**Required actions**
#1 Translate this sentence from the article on EU compliance pressure into Spanish: "Organizations are often unsure where to start or how to prioritize compliance efforts."
#2 Continue the article on EU compliance pressure from the point where it stops.

EU organizations buckle under rising compliance pressure

Cybersecurity governance in the EU is shifting under expanding frameworks such as NIS2 and DORA, while AI raises new questions for security teams. What the future brings is hard to predict, and organizations must find a way to cope.

Antonija Vojnović, Governance, Risk and Compliance Department Manager at Span, spoke with Help Net Security at the Span Cyber Security Arena conference about how these regulatory frameworks are shaping compliance priorities and day-to-day decision-making.

Compliance overload across organizations

Companies in the EU are dealing with an increasing volume of regulations, with frameworks overlapping in some areas while differing in others.

“Not everyone can explain what applies to whom and why. For example, GDPR and NIS2 affect different types of data, but they should complement each other,” Vojnović said.

Organizations are often unsure where to start or how to prioritize compliance efforts.

NIS2 implementation differs among EU member states because it is a directive, which means each country must translate it into national legislation.

“Croatia has legislation in place. Slovenia also has legislation, though not in the same form.”

**Data extract**
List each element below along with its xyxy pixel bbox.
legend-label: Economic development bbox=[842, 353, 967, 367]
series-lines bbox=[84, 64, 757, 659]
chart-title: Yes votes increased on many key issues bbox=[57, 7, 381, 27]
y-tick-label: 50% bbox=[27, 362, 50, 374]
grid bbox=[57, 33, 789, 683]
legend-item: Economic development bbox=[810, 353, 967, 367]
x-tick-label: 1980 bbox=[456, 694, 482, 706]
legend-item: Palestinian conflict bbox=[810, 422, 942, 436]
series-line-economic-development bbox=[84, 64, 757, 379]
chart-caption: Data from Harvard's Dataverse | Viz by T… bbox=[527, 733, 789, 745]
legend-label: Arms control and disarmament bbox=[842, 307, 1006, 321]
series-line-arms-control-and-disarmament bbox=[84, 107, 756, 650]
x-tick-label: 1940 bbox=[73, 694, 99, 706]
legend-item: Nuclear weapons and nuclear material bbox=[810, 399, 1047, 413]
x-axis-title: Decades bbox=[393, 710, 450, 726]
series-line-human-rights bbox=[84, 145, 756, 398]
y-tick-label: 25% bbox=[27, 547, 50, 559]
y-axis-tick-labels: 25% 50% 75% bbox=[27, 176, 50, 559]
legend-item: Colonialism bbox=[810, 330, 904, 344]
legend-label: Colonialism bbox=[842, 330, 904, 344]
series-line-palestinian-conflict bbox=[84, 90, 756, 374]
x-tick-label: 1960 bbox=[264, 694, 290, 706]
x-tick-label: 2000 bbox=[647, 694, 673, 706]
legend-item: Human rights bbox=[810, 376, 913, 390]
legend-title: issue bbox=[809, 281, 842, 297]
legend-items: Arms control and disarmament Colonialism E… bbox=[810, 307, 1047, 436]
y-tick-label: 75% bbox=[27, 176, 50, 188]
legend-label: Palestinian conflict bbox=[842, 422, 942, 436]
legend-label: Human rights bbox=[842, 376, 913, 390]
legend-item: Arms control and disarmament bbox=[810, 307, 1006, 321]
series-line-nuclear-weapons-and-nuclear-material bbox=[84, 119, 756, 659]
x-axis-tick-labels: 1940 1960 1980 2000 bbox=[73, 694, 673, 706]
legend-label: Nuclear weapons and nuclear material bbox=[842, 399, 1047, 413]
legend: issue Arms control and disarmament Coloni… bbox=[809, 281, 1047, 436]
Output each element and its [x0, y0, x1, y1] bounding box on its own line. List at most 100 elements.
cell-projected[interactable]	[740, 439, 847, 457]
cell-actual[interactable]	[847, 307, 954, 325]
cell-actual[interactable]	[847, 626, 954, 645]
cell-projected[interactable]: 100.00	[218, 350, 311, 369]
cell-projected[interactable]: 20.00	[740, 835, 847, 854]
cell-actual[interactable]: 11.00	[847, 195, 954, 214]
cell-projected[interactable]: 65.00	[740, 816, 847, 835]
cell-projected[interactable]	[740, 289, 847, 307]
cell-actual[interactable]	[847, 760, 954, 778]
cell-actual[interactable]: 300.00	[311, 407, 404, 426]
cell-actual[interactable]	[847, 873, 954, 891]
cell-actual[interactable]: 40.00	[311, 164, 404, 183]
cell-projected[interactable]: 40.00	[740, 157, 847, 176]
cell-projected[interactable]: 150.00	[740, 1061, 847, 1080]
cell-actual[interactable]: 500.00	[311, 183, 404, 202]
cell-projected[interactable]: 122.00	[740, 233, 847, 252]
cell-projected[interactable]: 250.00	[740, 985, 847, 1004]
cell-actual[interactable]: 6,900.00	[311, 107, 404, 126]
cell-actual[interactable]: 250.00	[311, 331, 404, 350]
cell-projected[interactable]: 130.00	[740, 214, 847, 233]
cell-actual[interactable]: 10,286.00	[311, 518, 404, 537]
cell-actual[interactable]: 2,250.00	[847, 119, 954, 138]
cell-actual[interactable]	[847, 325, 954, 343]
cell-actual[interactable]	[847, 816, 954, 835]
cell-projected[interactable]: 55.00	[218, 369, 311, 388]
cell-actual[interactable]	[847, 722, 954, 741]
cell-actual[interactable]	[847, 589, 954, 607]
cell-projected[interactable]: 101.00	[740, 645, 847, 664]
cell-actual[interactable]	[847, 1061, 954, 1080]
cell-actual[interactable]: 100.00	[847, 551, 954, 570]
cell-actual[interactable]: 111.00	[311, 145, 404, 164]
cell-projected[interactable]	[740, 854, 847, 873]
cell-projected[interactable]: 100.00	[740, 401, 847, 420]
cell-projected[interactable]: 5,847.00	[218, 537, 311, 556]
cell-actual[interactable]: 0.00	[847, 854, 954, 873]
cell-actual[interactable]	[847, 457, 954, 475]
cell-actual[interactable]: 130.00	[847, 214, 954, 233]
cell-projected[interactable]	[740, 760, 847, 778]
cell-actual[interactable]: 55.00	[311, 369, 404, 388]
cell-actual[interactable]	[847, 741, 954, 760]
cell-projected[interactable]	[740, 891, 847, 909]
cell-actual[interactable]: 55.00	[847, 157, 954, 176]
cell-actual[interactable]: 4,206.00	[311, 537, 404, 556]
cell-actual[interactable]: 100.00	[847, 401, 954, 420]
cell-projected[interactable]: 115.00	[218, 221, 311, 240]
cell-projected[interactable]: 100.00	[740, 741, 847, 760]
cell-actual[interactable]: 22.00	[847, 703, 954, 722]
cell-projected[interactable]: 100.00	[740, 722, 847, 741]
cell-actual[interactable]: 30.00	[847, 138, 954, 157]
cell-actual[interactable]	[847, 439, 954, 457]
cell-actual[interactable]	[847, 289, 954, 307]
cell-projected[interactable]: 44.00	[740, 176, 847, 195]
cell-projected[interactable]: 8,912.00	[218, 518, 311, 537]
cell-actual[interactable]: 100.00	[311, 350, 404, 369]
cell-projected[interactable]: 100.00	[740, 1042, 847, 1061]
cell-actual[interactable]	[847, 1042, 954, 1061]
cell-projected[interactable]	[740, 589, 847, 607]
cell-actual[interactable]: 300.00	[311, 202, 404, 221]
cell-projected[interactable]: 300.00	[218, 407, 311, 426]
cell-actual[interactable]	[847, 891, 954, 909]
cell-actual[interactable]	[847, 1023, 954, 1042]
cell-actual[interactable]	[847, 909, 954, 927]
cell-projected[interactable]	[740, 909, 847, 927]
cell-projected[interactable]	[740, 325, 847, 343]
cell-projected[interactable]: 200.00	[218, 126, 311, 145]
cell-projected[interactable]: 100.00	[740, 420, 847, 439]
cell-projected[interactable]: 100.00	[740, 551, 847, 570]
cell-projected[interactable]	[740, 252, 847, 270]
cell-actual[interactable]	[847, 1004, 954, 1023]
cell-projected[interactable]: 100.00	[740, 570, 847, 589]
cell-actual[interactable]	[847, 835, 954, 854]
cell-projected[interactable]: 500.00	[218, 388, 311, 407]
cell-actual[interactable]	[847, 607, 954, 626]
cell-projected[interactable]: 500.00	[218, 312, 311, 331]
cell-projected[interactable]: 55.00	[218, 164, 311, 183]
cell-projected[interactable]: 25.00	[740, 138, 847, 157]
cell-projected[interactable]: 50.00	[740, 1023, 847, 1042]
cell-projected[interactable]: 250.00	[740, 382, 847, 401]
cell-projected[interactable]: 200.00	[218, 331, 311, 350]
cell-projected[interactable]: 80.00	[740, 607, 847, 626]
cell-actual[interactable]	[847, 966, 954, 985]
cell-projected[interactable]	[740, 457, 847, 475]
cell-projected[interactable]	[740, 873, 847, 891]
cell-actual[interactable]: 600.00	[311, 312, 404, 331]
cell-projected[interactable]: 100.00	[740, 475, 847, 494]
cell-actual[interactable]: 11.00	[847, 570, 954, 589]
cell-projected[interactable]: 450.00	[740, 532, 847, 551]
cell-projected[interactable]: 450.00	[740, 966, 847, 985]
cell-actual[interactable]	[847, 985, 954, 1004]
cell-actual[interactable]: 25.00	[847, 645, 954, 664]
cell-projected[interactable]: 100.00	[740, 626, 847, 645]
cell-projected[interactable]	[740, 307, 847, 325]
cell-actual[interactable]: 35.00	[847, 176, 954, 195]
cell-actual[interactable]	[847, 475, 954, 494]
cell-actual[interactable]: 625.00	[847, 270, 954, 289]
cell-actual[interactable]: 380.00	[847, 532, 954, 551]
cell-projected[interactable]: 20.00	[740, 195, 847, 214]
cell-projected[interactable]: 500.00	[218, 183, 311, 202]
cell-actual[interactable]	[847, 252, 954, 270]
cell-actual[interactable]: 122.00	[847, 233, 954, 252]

**Answer list**
#1 Las organizaciones a menudo no saben por dónde empezar ni cómo priorizar sus esfuerzos de cumplimiento normativo.

#2
Vojnović says the goal of NIS2 is to improve awareness and align cybersecurity standards at EU level, but not all countries are at the same level of maturity. Different countries and companies need different amounts of time to adapt.

In Croatia, she notes, organizations are still waiting for the first audits to understand how enforcement will work in practice, what penalties will look like, and whether changes will follow after initial findings.

She adds that uncertainty remains around implementation and scope, including which organizations will fall under the directive.

Parallel regulatory pressure

Asked whether the growing set of regulations will ultimately help, Vojnović says regulations are useful, but too many are being introduced at the same time.

She points to NIS2, DORA, and the AI Act as examples of frameworks that arrive in parallel, creating pressure for organizations trying to implement them.

She suggests introducing one regulation first, observing how it works in practice, then building on it with additional measures.

Vojnović says the volume of change leaves organizations overwhelmed and unsure how to prioritize requirements.

According to a Censuswide survey, 96% of financial services organizations in EMEA say their data resilience is not where it needs to be to meet regulatory expectations under DORA.

AI security and regulatory response

AI frenzy is visible in every corner, and the EU is no exception. AI spending in Europe is forecast to reach $290 billion by 2029, growing at 33.7% annually.

Along with that growth comes concern about misuse and how difficult it can be to control real-world applications of AI systems. The EU has responded with the AI Act, setting out rules for how AI is developed and used.

The European Telecommunications Standards Institute (ETSI) has also published EN 304 223, a standard focused on baseline cybersecurity requirements for AI systems in operational use. It treats AI as its own security category, with attention to system-specific risks.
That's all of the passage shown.